-- START OF DOCUMENT PASSAGE --

Be sure the fence is TIGHT especially on the BOTTOM. Luckily I was sitting out side and was watching but Sneeker was laying down right up against the fence ( that part was pretty loose ) looked away for just I few minutes and when I looked again there was Sneeker standing on the other side ( Peanut and my stallion were in that side )Holly had not even noticed he was not on her side of the fence yet and luckily the other 2 horses had their head burried in their hay and hadnt noticed either. I really have no way of knowing what would have happened. If I had my electric fence on at the time he wouldnt have been so close to the fence in the first place. Looking more closely after the fact...there are parts on my fence where the fence Has curled up on the bottom...another place to get a hoof caught ...even for the bigger horses ( even more so with bigger horses w/bigger feet ). Guess I need to tighten some fences today...need to keep foal with Momma so no one panics


----------



## Eagle

Thanks for adding this Heidi, many people don't realise that the fencing they have won't be suitable for a new foal so this post is very important.


----------



## targetsmom

LOL, we just spent Tuesday afternoon re-foal-proofing our fencing! We originally fenced for a big horse, with lovely 3 "rail" flexible vinyl on one side, with 2X4" non-climb wire on the other sides (to keep dogs and animals out). Last year we put deer netting along the vinyl but it didn't work out that well, as babies would find the holes and escape - even Clyde!!! Mom's and babies tend to get pretty upset when that happens.. So this week we added 2X4" non-climb to the inside of the vinyl. From a distance you can't really see it, so it still has the lovely look of the 3 white "rails".

-- END OF DOCUMENT PASSAGE --
-- START OF PROVIDED DATA --

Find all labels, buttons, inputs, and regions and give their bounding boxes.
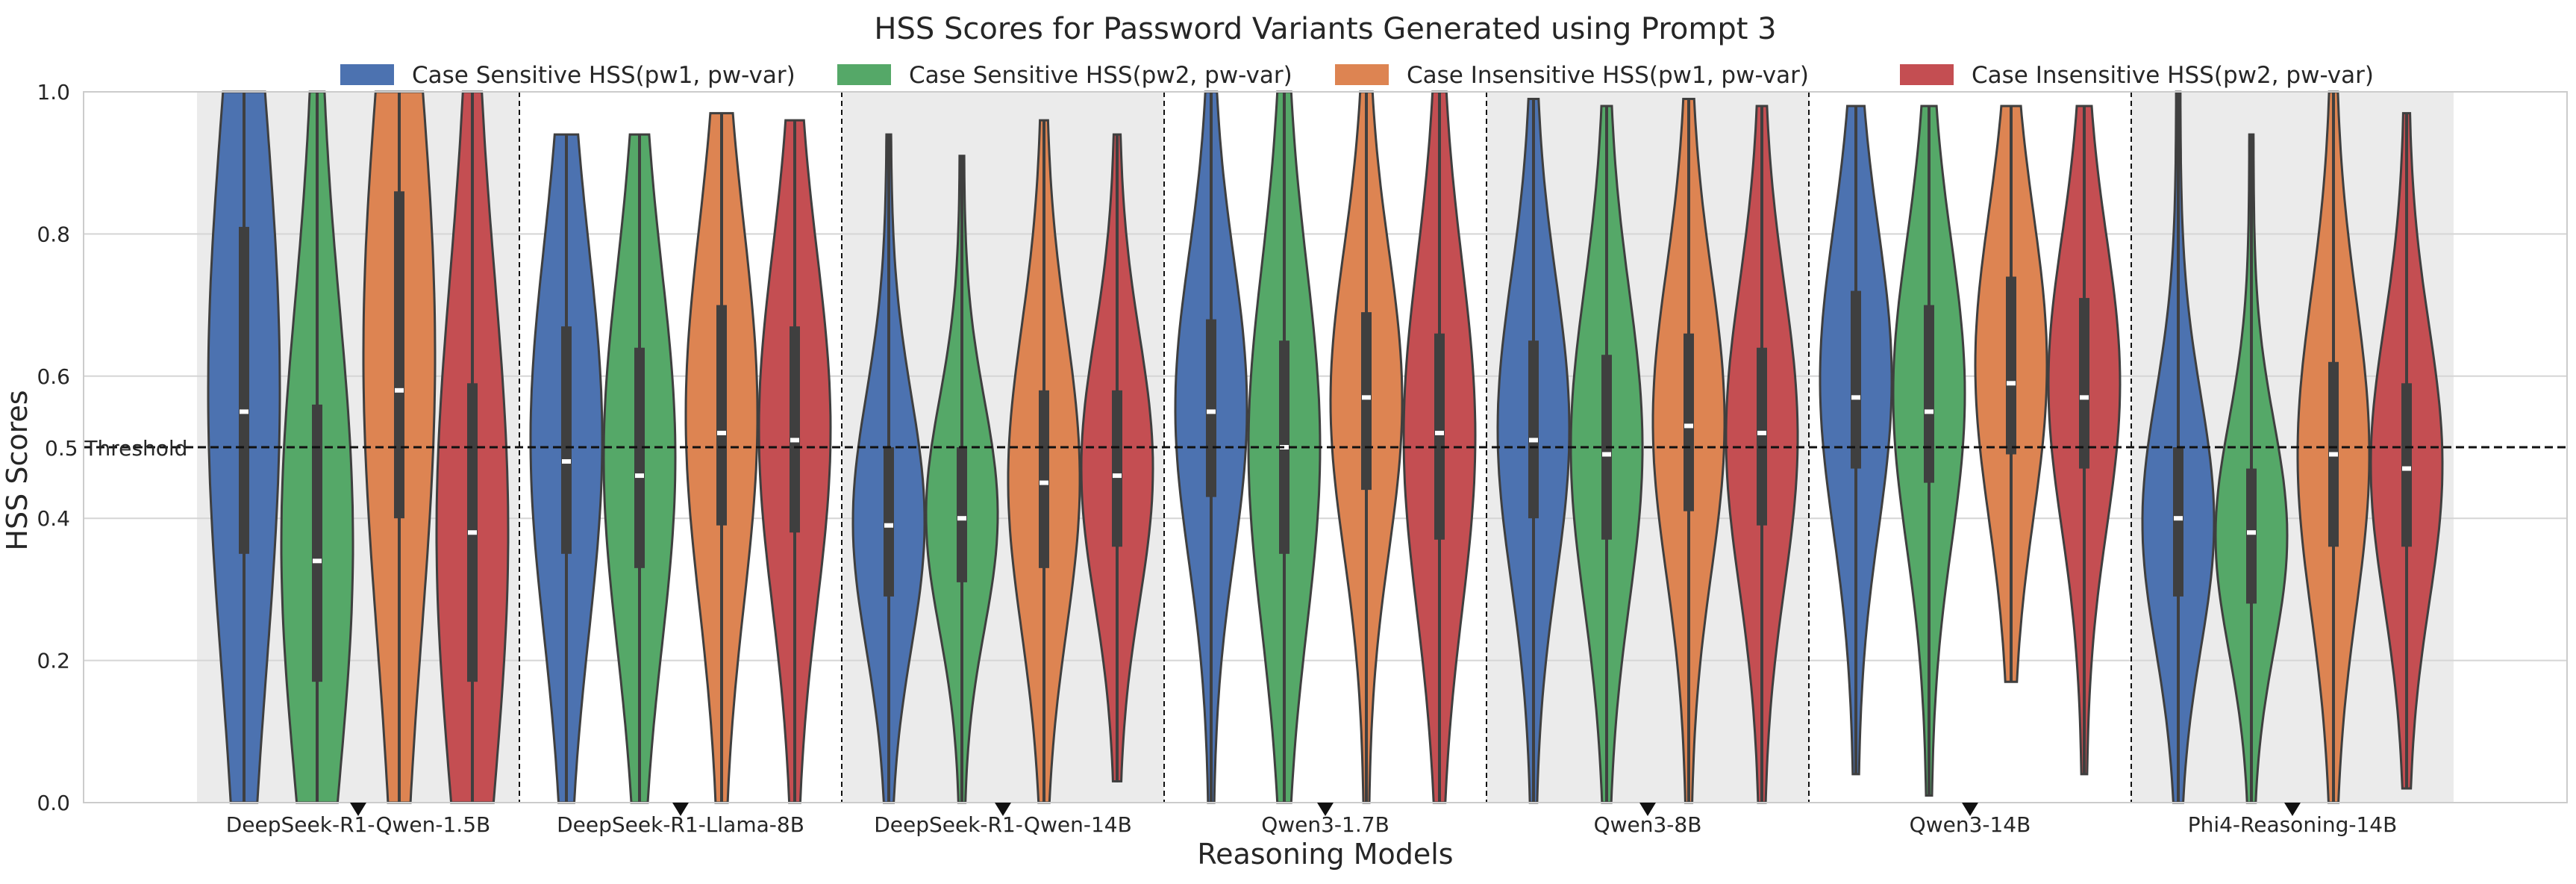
violin-median	[2329, 452, 2338, 457]
violin-median	[790, 438, 799, 443]
violin-iqr-box	[1757, 347, 1767, 526]
violin-iqr-box	[1684, 333, 1694, 511]
legend-label: Case Sensitive HSS(pw1, pw-var)	[412, 62, 795, 89]
violin-median	[2080, 395, 2089, 400]
x-tick-label: Phi4-Reasoning-14B	[2188, 812, 2398, 837]
x-tick-label: Qwen3-1.7B	[1261, 812, 1389, 837]
violin-median	[1851, 395, 1860, 400]
plot-area: 0.0 0.2 0.4 0.6 0.8 1.0 0.5 Threshold DeepSeek-…	[37, 80, 2568, 837]
x-tick-label: DeepSeek-R1-Llama-8B	[557, 812, 804, 837]
legend-label: Case Sensitive HSS(pw2, pw-var)	[909, 62, 1292, 89]
violin-median	[395, 387, 404, 393]
triangle-marker	[350, 803, 366, 816]
violin-median	[1435, 430, 1444, 435]
x-tick-label: DeepSeek-R1-Qwen-14B	[874, 812, 1132, 837]
y-tick-label: 1.0	[37, 80, 70, 105]
triangle-marker	[1317, 803, 1334, 816]
violin-median	[1362, 395, 1371, 400]
legend-label: Case Insensitive HSS(pw1, pw-var)	[1407, 62, 1809, 89]
violin-iqr-box	[716, 305, 727, 526]
x-axis-label: Reasoning Models	[1197, 838, 1453, 871]
violin-iqr-box	[634, 347, 645, 568]
y-axis-label: HSS Scores	[1, 390, 34, 550]
violin-median	[313, 558, 322, 564]
violin-median	[1207, 409, 1216, 414]
legend-item: Case Sensitive HSS(pw1, pw-var)	[340, 62, 795, 89]
violin-median	[1113, 473, 1122, 479]
triangle-marker	[995, 803, 1011, 816]
x-tick-label: DeepSeek-R1-Qwen-1.5B	[226, 812, 490, 837]
legend-label: Case Insensitive HSS(pw2, pw-var)	[1972, 62, 2374, 89]
violin-median	[1602, 452, 1611, 457]
violin-median	[2402, 466, 2411, 471]
x-tick-label: Qwen3-14B	[1910, 812, 2031, 837]
violin-iqr-box	[312, 404, 322, 682]
legend-swatch	[340, 64, 394, 85]
legend-swatch	[1335, 64, 1389, 85]
violin-iqr-box	[2246, 468, 2257, 604]
violin-iqr-box	[1434, 333, 1445, 540]
y-tick-label: 0.0	[37, 791, 70, 815]
violin-iqr-box	[2401, 383, 2412, 547]
threshold-label: 0.5 Threshold	[45, 436, 187, 461]
violin-median	[468, 530, 477, 535]
triangle-marker	[672, 803, 689, 816]
triangle-marker	[1962, 803, 1978, 816]
triangle-marker	[1639, 803, 1656, 816]
violin-median	[635, 473, 644, 479]
violin-iqr-box	[1361, 312, 1372, 491]
x-tick-label: Qwen3-8B	[1594, 812, 1702, 837]
y-tick-label: 0.6	[37, 364, 70, 389]
violin-iqr-box	[1206, 319, 1216, 497]
violin-iqr-box	[2173, 447, 2183, 597]
violin-median	[717, 430, 726, 435]
y-tick-label: 0.8	[37, 222, 70, 246]
y-tick-label: 0.2	[37, 649, 70, 673]
violin-median	[2174, 516, 2183, 521]
legend-item: Case Sensitive HSS(pw2, pw-var)	[837, 62, 1292, 89]
violin-iqr-box	[1851, 290, 1861, 469]
violin-iqr-box	[2006, 276, 2016, 455]
violin-iqr-box	[561, 326, 572, 554]
violin-iqr-box	[1112, 390, 1122, 547]
chart-title: HSS Scores for Password Variants Generat…	[874, 12, 1776, 46]
violin-median	[2247, 530, 2256, 535]
violin-iqr-box	[1039, 390, 1049, 568]
triangle-marker	[2284, 803, 2301, 816]
legend-swatch	[837, 64, 891, 85]
violin-median	[884, 523, 893, 528]
violin-iqr-box	[1924, 305, 1934, 483]
violin-median	[1925, 409, 1933, 414]
legend-swatch	[1900, 64, 1954, 85]
violin-median	[2007, 381, 2016, 386]
violin-iqr-box	[1528, 340, 1539, 519]
violin-iqr-box	[2079, 298, 2089, 469]
violin-iqr-box	[239, 226, 249, 554]
violin-median	[1040, 480, 1048, 485]
violin-median	[562, 459, 571, 464]
legend-item: Case Insensitive HSS(pw1, pw-var)	[1335, 62, 1809, 89]
violin-median	[1529, 438, 1538, 443]
violin-median	[1684, 423, 1693, 429]
violin-median	[1757, 430, 1766, 435]
violin-iqr-box	[957, 447, 967, 582]
legend-item: Case Insensitive HSS(pw2, pw-var)	[1900, 62, 2374, 89]
violin-median	[957, 516, 966, 521]
violin-iqr-box	[790, 326, 800, 533]
violin-iqr-box	[884, 447, 894, 597]
violin-iqr-box	[394, 191, 404, 519]
violin-median	[240, 409, 248, 414]
y-tick-label: 0.4	[37, 506, 70, 531]
legend: Case Sensitive HSS(pw1, pw-var) Case Sens…	[340, 62, 2374, 89]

-- END OF PROVIDED DATA --

**JOBS:**
A: Do these statements agree with the foal fencing thread? (i) Sneeker was lying against a loose part of the fence. (ii) The electric fence was on when Sneeker got through. (iii) The deer netting along the vinyl worked well. Answer yes or no for each and quote the deciding words of the thread.
B: Write the next part of the foal fencing thread, picking up after its last sentence.

**WRITTEN RESPONSES:**
A:
(i) Yes: "Sneeker was laying down right up against the fence ( that part was pretty loose )"
(ii) No: "If I had my electric fence on at the time he wouldnt have been so close to the fence in the first place."
(iii) No: "it didn't work out that well"

B:
BTW, deer netting DOES work pretty well if you get the heavier netting and attach it well. It seems to be very safe as even little hooves can't fit through it.


----------



## Eagle

Sounds perfect Mary but of course we will need a few pics to be sure


----------



## targetsmom

LOL Renee - I downloaded all the photos of Luna and Jake today but the ones of the fence are still on the camera!!! I expect there will be more photos taken tomorrow so another chance to download.

ETA: I found one that just happens to have Jake in it (and Mira on the other side):


----------



## targetsmom

Jake was so stand-offish for the first day that we wondered if somehow the foals got switched internally because Dancer is so friendly while Toffee has issues, and the foals were the exact opposite. But Jake came around VERY quickly, as you can see.

Anyway, back to the fence: From a distance you don't even notice the wire mesh but it is there, going all the way to the ground, to keep the little ones inside. And Mira outside... she has been known to squeeze through too, if the grass looks greener on the other side!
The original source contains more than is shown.